◆ What the exercise asks
Below are entries to be transcribed exactly; exclude the pictures from the copy.

◆ Records provided
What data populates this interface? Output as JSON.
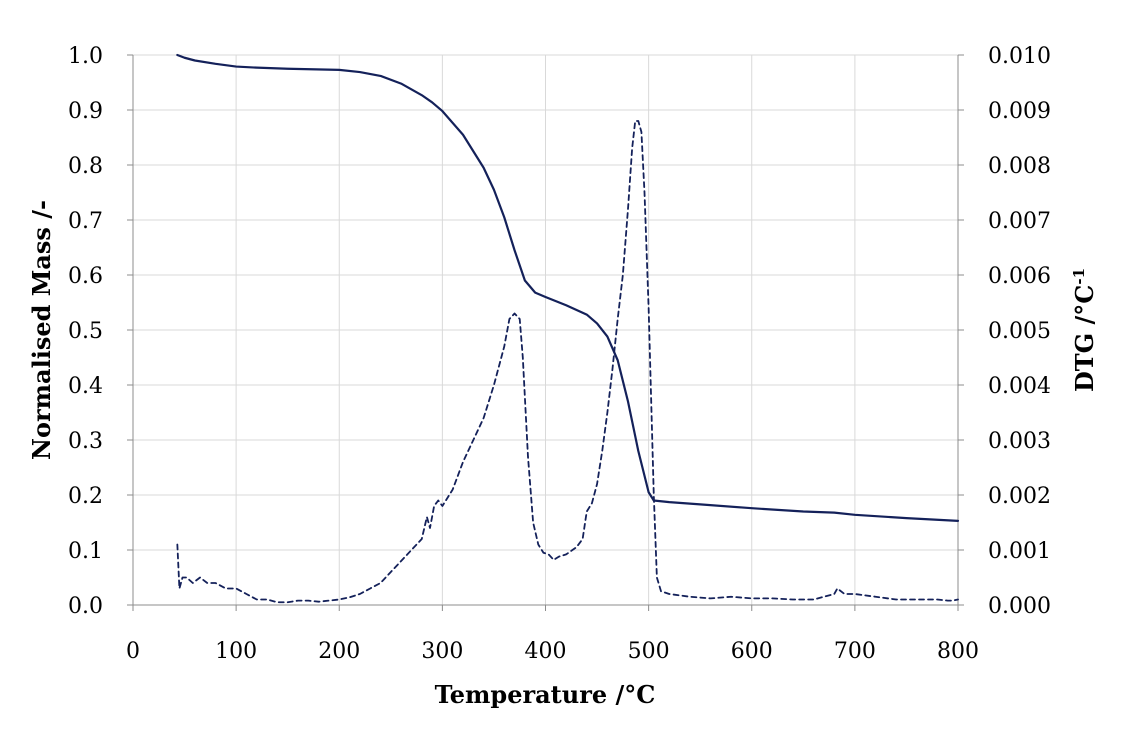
{
  "chart_data": {
    "type": "line",
    "xlabel": "Temperature /°C",
    "ylabel": "Normalised Mass /-",
    "y2label_main": "DTG  /°C",
    "y2label_sup": "-1",
    "xlim": [
      0,
      800
    ],
    "ylim": [
      0,
      1.0
    ],
    "y2lim": [
      0,
      0.01
    ],
    "grid": true,
    "colors": {
      "line": "#14215a",
      "grid": "#d9d9d9",
      "axis": "#8c8c8c"
    },
    "x_ticks": [
      "0",
      "100",
      "200",
      "300",
      "400",
      "500",
      "600",
      "700",
      "800"
    ],
    "y_ticks": [
      "0.0",
      "0.1",
      "0.2",
      "0.3",
      "0.4",
      "0.5",
      "0.6",
      "0.7",
      "0.8",
      "0.9",
      "1.0"
    ],
    "y2_ticks": [
      "0.000",
      "0.001",
      "0.002",
      "0.003",
      "0.004",
      "0.005",
      "0.006",
      "0.007",
      "0.008",
      "0.009",
      "0.010"
    ],
    "series": [
      {
        "axis": "left",
        "style": "solid",
        "x": [
          43,
          50,
          60,
          80,
          100,
          120,
          150,
          200,
          220,
          240,
          260,
          280,
          290,
          300,
          320,
          340,
          350,
          360,
          370,
          380,
          390,
          400,
          420,
          440,
          450,
          460,
          470,
          480,
          490,
          500,
          505,
          520,
          550,
          600,
          650,
          680,
          700,
          750,
          800
        ],
        "y": [
          1.0,
          0.995,
          0.99,
          0.984,
          0.979,
          0.977,
          0.975,
          0.973,
          0.969,
          0.962,
          0.948,
          0.927,
          0.914,
          0.898,
          0.855,
          0.795,
          0.755,
          0.705,
          0.645,
          0.59,
          0.568,
          0.56,
          0.545,
          0.528,
          0.512,
          0.488,
          0.445,
          0.37,
          0.28,
          0.205,
          0.19,
          0.187,
          0.183,
          0.176,
          0.17,
          0.168,
          0.164,
          0.158,
          0.153
        ]
      },
      {
        "axis": "right",
        "style": "dashed",
        "x": [
          43,
          45,
          48,
          52,
          58,
          65,
          72,
          80,
          90,
          100,
          110,
          120,
          130,
          140,
          150,
          160,
          170,
          180,
          190,
          200,
          210,
          220,
          230,
          240,
          250,
          260,
          270,
          280,
          285,
          288,
          292,
          296,
          300,
          310,
          320,
          330,
          340,
          350,
          360,
          365,
          370,
          375,
          378,
          383,
          388,
          393,
          398,
          403,
          408,
          413,
          420,
          430,
          436,
          440,
          445,
          450,
          455,
          460,
          465,
          470,
          475,
          480,
          484,
          487,
          490,
          493,
          496,
          500,
          505,
          508,
          512,
          520,
          540,
          560,
          580,
          600,
          620,
          640,
          660,
          670,
          680,
          683,
          690,
          700,
          720,
          740,
          760,
          780,
          790,
          795,
          800
        ],
        "y": [
          0.0011,
          0.0003,
          0.0005,
          0.0005,
          0.0004,
          0.0005,
          0.0004,
          0.0004,
          0.0003,
          0.0003,
          0.0002,
          0.0001,
          0.0001,
          5e-05,
          5e-05,
          8e-05,
          8e-05,
          6e-05,
          8e-05,
          0.0001,
          0.00014,
          0.0002,
          0.0003,
          0.0004,
          0.0006,
          0.0008,
          0.001,
          0.0012,
          0.0016,
          0.0014,
          0.0018,
          0.0019,
          0.0018,
          0.0021,
          0.0026,
          0.003,
          0.0034,
          0.004,
          0.0047,
          0.0052,
          0.0053,
          0.0052,
          0.0045,
          0.0027,
          0.0015,
          0.0011,
          0.00095,
          0.00092,
          0.00082,
          0.00088,
          0.00092,
          0.00105,
          0.0012,
          0.0017,
          0.00185,
          0.0022,
          0.0028,
          0.0035,
          0.0043,
          0.0052,
          0.006,
          0.0072,
          0.0083,
          0.0088,
          0.0088,
          0.0086,
          0.0075,
          0.0054,
          0.002,
          0.0005,
          0.00025,
          0.0002,
          0.00015,
          0.00012,
          0.00015,
          0.00012,
          0.00012,
          0.0001,
          0.0001,
          0.00015,
          0.0002,
          0.0003,
          0.0002,
          0.0002,
          0.00015,
          0.0001,
          0.0001,
          0.0001,
          8e-05,
          8e-05,
          0.0001
        ]
      }
    ]
  }
}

◆ Reply to the exercise
What data populates this interface? Output as JSON.
{
  "chart_data": {
    "type": "line",
    "xlabel": "Temperature /°C",
    "ylabel": "Normalised Mass /-",
    "y2label_main": "DTG  /°C",
    "y2label_sup": "-1",
    "xlim": [
      0,
      800
    ],
    "ylim": [
      0,
      1.0
    ],
    "y2lim": [
      0,
      0.01
    ],
    "grid": true,
    "colors": {
      "line": "#14215a",
      "grid": "#d9d9d9",
      "axis": "#8c8c8c"
    },
    "x_ticks": [
      "0",
      "100",
      "200",
      "300",
      "400",
      "500",
      "600",
      "700",
      "800"
    ],
    "y_ticks": [
      "0.0",
      "0.1",
      "0.2",
      "0.3",
      "0.4",
      "0.5",
      "0.6",
      "0.7",
      "0.8",
      "0.9",
      "1.0"
    ],
    "y2_ticks": [
      "0.000",
      "0.001",
      "0.002",
      "0.003",
      "0.004",
      "0.005",
      "0.006",
      "0.007",
      "0.008",
      "0.009",
      "0.010"
    ],
    "series": [
      {
        "axis": "left",
        "style": "solid",
        "x": [
          43,
          50,
          60,
          80,
          100,
          120,
          150,
          200,
          220,
          240,
          260,
          280,
          290,
          300,
          320,
          340,
          350,
          360,
          370,
          380,
          390,
          400,
          420,
          440,
          450,
          460,
          470,
          480,
          490,
          500,
          505,
          520,
          550,
          600,
          650,
          680,
          700,
          750,
          800
        ],
        "y": [
          1.0,
          0.995,
          0.99,
          0.984,
          0.979,
          0.977,
          0.975,
          0.973,
          0.969,
          0.962,
          0.948,
          0.927,
          0.914,
          0.898,
          0.855,
          0.795,
          0.755,
          0.705,
          0.645,
          0.59,
          0.568,
          0.56,
          0.545,
          0.528,
          0.512,
          0.488,
          0.445,
          0.37,
          0.28,
          0.205,
          0.19,
          0.187,
          0.183,
          0.176,
          0.17,
          0.168,
          0.164,
          0.158,
          0.153
        ]
      },
      {
        "axis": "right",
        "style": "dashed",
        "x": [
          43,
          45,
          48,
          52,
          58,
          65,
          72,
          80,
          90,
          100,
          110,
          120,
          130,
          140,
          150,
          160,
          170,
          180,
          190,
          200,
          210,
          220,
          230,
          240,
          250,
          260,
          270,
          280,
          285,
          288,
          292,
          296,
          300,
          310,
          320,
          330,
          340,
          350,
          360,
          365,
          370,
          375,
          378,
          383,
          388,
          393,
          398,
          403,
          408,
          413,
          420,
          430,
          436,
          440,
          445,
          450,
          455,
          460,
          465,
          470,
          475,
          480,
          484,
          487,
          490,
          493,
          496,
          500,
          505,
          508,
          512,
          520,
          540,
          560,
          580,
          600,
          620,
          640,
          660,
          670,
          680,
          683,
          690,
          700,
          720,
          740,
          760,
          780,
          790,
          795,
          800
        ],
        "y": [
          0.0011,
          0.0003,
          0.0005,
          0.0005,
          0.0004,
          0.0005,
          0.0004,
          0.0004,
          0.0003,
          0.0003,
          0.0002,
          0.0001,
          0.0001,
          5e-05,
          5e-05,
          8e-05,
          8e-05,
          6e-05,
          8e-05,
          0.0001,
          0.00014,
          0.0002,
          0.0003,
          0.0004,
          0.0006,
          0.0008,
          0.001,
          0.0012,
          0.0016,
          0.0014,
          0.0018,
          0.0019,
          0.0018,
          0.0021,
          0.0026,
          0.003,
          0.0034,
          0.004,
          0.0047,
          0.0052,
          0.0053,
          0.0052,
          0.0045,
          0.0027,
          0.0015,
          0.0011,
          0.00095,
          0.00092,
          0.00082,
          0.00088,
          0.00092,
          0.00105,
          0.0012,
          0.0017,
          0.00185,
          0.0022,
          0.0028,
          0.0035,
          0.0043,
          0.0052,
          0.006,
          0.0072,
          0.0083,
          0.0088,
          0.0088,
          0.0086,
          0.0075,
          0.0054,
          0.002,
          0.0005,
          0.00025,
          0.0002,
          0.00015,
          0.00012,
          0.00015,
          0.00012,
          0.00012,
          0.0001,
          0.0001,
          0.00015,
          0.0002,
          0.0003,
          0.0002,
          0.0002,
          0.00015,
          0.0001,
          0.0001,
          0.0001,
          8e-05,
          8e-05,
          0.0001
        ]
      }
    ]
  }
}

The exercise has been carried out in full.